Task brief: Pick out every line that holds the string "жизни" and copy it.
════════
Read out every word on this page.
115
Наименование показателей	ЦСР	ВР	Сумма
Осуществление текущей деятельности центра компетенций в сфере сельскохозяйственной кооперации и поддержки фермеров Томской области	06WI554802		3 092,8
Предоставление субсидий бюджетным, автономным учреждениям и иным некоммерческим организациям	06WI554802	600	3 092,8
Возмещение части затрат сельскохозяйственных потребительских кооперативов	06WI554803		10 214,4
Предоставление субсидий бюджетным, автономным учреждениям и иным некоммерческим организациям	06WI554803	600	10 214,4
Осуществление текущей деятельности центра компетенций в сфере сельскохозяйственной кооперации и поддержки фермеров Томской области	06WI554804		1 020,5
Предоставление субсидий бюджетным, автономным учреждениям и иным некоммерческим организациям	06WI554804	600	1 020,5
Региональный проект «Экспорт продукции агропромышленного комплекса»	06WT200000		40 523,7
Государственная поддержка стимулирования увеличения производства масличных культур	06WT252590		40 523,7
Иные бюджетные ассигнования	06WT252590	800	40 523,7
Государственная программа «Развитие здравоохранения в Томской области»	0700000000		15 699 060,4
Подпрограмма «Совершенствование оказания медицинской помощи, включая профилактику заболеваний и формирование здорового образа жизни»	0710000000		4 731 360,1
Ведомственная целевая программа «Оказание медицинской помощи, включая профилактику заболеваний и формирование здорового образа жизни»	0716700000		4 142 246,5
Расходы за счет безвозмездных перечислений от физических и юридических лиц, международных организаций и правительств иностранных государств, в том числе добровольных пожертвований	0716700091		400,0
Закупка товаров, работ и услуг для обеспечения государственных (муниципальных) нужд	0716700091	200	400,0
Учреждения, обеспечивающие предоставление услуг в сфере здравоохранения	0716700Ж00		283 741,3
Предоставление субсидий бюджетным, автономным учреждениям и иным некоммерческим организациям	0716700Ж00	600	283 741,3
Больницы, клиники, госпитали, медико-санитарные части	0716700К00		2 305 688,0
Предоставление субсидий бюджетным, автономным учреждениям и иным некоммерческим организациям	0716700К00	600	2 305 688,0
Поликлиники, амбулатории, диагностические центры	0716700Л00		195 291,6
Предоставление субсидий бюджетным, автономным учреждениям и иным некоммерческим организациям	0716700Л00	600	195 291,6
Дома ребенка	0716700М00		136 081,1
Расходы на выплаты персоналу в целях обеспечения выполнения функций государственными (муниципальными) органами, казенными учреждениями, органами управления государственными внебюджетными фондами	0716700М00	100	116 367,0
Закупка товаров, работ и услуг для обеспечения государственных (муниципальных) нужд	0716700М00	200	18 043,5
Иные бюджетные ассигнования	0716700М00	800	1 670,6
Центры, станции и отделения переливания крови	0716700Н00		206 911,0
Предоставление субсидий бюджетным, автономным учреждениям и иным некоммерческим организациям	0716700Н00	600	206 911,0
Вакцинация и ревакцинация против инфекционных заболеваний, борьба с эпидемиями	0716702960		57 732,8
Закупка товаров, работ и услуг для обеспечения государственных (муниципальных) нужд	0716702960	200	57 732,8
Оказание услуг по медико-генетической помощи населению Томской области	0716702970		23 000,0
════════
Worked answer:
Подпрограмма «Совершенствование оказания медицинской помощи, включая профилактику заболеваний и формирование здорового образа жизни»	0710000000		4 731 360,1
Ведомственная целевая программа «Оказание медицинской помощи, включая профилактику заболеваний и формирование здорового образа жизни»	0716700000		4 142 246,5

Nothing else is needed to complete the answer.